EXERCISE OBJECTIVE
Find each line with the word "title" and copy it.

RECORDS TO PROCESS
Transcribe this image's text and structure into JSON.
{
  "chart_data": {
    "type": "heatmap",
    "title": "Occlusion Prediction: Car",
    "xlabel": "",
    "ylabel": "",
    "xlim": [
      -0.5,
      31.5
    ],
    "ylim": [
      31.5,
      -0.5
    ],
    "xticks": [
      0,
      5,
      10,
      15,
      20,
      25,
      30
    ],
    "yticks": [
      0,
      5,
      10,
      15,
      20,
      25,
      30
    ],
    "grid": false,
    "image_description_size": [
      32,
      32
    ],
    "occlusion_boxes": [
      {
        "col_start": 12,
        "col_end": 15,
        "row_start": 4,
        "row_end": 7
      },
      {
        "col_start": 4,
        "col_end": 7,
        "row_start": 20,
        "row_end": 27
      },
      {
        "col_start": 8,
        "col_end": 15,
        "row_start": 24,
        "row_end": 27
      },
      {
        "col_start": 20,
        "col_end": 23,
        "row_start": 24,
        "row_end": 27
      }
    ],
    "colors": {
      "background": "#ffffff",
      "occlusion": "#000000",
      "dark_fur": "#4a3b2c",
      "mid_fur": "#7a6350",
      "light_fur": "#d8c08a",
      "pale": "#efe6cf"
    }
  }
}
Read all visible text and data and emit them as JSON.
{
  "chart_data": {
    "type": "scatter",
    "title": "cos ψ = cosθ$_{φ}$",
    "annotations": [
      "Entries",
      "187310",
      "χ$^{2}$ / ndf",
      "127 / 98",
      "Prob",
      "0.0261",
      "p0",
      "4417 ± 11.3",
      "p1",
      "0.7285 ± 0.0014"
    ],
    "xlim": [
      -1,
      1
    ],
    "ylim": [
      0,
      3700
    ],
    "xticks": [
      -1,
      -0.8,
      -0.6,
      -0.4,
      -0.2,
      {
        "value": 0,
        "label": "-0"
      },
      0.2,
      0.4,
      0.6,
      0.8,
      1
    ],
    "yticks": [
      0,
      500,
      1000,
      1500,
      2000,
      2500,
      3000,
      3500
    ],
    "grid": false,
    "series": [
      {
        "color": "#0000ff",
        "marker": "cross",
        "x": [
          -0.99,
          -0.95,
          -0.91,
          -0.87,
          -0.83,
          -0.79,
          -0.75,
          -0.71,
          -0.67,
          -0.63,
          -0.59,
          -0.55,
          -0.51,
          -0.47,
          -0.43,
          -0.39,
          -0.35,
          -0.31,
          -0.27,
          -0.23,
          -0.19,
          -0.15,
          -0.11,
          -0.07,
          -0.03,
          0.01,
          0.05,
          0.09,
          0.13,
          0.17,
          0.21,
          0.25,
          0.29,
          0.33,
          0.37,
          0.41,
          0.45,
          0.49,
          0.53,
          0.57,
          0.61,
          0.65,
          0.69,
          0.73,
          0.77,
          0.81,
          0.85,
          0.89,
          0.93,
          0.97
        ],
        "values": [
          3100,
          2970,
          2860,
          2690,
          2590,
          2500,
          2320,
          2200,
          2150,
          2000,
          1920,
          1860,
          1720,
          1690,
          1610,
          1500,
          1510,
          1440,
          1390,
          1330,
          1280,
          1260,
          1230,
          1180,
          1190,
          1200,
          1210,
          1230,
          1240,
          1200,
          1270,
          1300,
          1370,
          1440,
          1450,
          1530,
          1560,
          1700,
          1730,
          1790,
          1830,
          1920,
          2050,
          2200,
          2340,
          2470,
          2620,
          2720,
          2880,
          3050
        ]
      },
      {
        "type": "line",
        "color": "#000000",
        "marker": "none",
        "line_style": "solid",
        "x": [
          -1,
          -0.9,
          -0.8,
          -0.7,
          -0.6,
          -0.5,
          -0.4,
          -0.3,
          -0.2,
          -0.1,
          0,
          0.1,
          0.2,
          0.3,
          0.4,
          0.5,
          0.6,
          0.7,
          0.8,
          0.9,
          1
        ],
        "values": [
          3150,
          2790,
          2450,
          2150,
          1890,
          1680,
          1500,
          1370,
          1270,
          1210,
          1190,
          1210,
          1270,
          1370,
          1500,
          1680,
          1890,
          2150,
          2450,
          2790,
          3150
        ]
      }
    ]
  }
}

FULL OUTPUT
    "title": "Occlusion Prediction: Car",
    "title": "cos ψ = cosθ$_{φ}$",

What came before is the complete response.